[Written task] Pull out all lines from the listing below in which the word "andra" appears.
────────────────────────────────────────
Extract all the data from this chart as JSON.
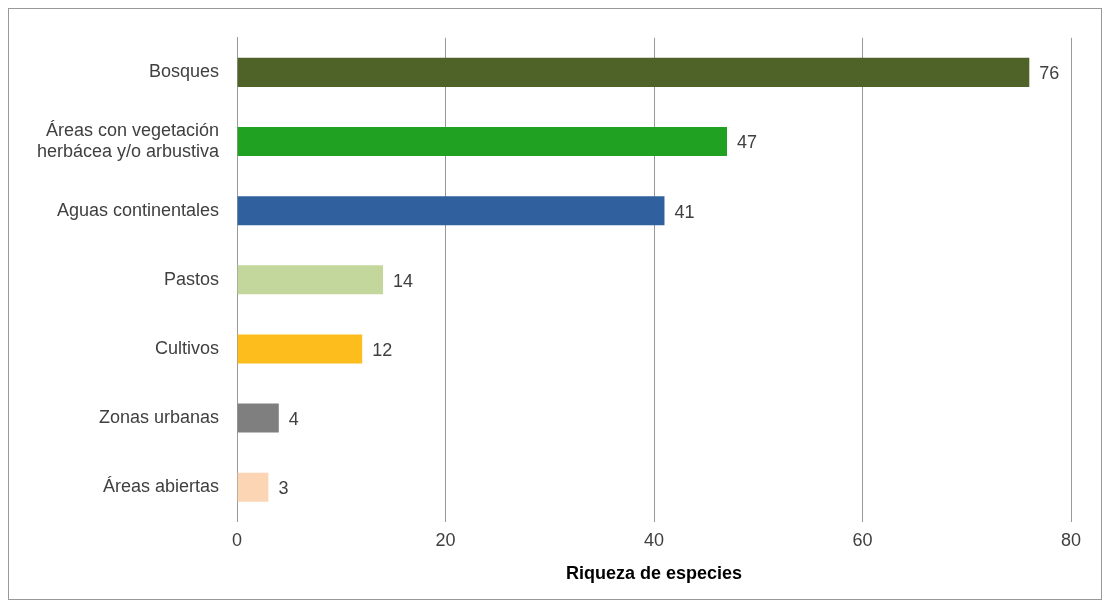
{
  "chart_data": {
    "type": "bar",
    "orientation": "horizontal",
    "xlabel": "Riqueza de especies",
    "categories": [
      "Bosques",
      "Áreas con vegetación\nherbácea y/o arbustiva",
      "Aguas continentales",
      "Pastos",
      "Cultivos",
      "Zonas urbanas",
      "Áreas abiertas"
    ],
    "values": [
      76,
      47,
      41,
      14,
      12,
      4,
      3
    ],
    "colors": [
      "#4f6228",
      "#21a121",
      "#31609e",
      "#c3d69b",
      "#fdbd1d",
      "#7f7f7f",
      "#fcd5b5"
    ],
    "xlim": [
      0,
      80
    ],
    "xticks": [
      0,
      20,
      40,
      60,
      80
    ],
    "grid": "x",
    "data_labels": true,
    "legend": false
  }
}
────────────────────────────────────────
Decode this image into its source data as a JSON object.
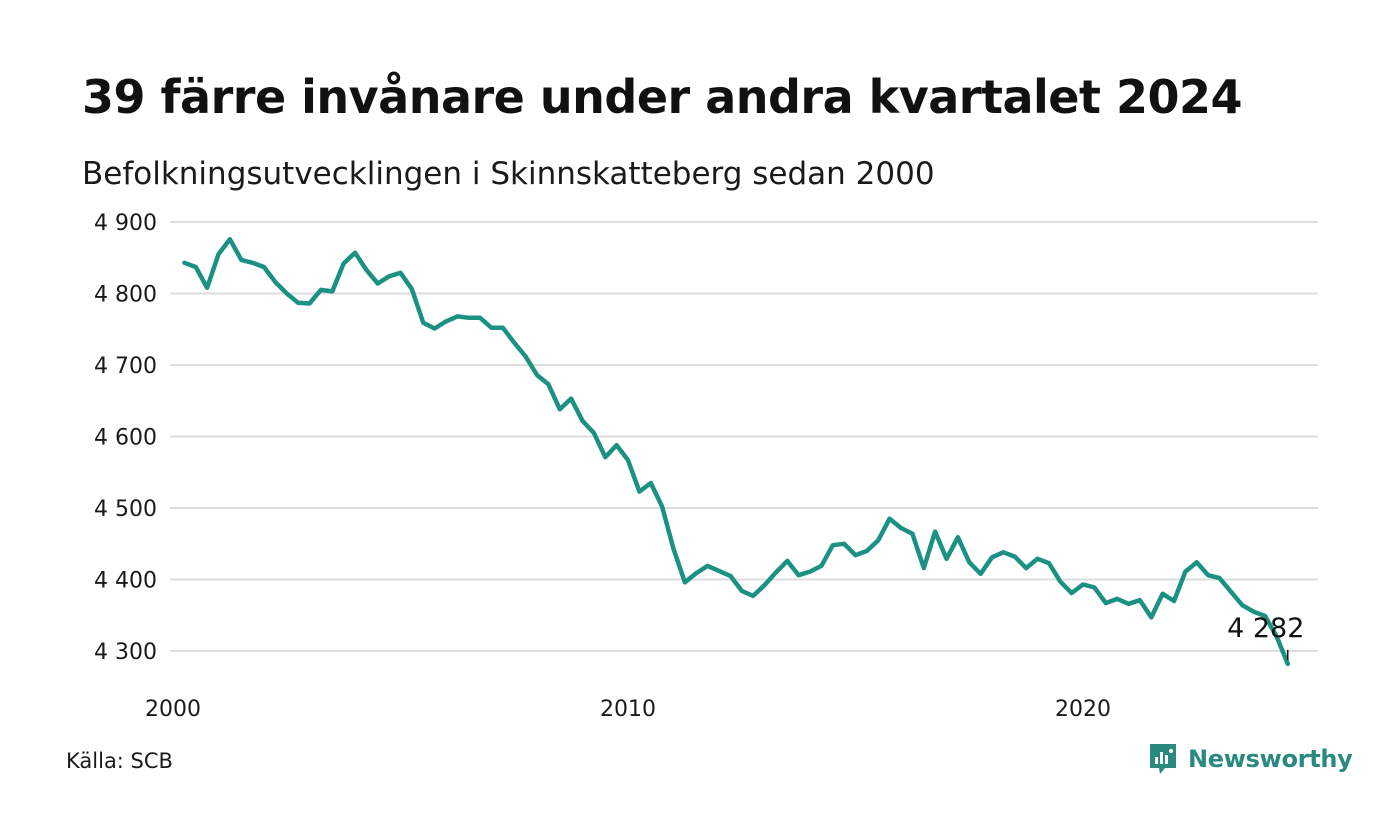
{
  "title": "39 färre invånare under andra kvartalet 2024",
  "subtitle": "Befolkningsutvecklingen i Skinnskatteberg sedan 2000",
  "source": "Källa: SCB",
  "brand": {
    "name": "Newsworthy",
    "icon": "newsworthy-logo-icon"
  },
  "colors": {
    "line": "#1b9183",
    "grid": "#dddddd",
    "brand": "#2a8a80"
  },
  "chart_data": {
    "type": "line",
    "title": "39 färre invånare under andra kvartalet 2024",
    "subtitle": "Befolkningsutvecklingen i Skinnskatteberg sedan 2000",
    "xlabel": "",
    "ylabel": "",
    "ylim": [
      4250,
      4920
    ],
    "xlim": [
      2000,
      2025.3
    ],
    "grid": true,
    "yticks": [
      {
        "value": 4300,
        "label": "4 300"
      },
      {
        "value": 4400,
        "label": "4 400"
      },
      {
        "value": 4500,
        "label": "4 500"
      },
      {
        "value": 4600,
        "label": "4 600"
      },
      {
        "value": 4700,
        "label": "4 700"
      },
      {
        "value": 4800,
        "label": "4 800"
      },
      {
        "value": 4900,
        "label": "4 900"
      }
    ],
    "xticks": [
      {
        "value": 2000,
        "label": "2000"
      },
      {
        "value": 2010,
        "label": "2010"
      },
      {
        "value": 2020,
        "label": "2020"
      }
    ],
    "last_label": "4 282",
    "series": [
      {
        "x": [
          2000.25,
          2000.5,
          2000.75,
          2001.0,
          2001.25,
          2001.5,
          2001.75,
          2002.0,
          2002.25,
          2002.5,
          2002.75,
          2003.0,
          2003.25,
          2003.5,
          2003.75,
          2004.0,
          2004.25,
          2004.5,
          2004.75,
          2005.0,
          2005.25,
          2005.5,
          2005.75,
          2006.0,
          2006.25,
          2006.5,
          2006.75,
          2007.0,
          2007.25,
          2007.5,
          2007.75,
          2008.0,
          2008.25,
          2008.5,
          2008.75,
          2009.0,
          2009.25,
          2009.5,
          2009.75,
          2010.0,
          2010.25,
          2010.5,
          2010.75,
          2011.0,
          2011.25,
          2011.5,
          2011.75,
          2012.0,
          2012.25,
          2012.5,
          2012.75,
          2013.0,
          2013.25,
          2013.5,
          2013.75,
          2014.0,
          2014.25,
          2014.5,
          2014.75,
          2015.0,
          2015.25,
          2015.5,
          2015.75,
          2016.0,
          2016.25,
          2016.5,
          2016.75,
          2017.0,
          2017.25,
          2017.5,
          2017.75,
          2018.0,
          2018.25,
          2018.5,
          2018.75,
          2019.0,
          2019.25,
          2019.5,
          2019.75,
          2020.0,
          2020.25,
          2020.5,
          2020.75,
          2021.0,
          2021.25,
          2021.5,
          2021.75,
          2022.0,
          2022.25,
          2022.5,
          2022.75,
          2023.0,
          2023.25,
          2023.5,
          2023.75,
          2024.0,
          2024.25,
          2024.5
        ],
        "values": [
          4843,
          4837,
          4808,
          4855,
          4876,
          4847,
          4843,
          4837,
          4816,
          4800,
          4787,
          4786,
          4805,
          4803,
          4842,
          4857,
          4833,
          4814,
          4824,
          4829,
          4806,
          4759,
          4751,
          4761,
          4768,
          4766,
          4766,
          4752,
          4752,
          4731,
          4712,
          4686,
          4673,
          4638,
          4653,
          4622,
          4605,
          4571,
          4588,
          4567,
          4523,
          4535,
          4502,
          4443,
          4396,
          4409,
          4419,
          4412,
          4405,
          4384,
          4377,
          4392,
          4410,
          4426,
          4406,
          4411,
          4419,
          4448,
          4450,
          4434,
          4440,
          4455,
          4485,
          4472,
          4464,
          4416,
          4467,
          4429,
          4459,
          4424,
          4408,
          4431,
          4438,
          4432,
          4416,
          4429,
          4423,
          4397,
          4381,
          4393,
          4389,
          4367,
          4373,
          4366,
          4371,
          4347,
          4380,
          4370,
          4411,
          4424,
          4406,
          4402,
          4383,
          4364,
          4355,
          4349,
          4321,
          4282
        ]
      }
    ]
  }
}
────────────────────────────────────────
[Task result]
  "title": "39 färre invånare under andra kvartalet 2024",
    "title": "39 färre invånare under andra kvartalet 2024",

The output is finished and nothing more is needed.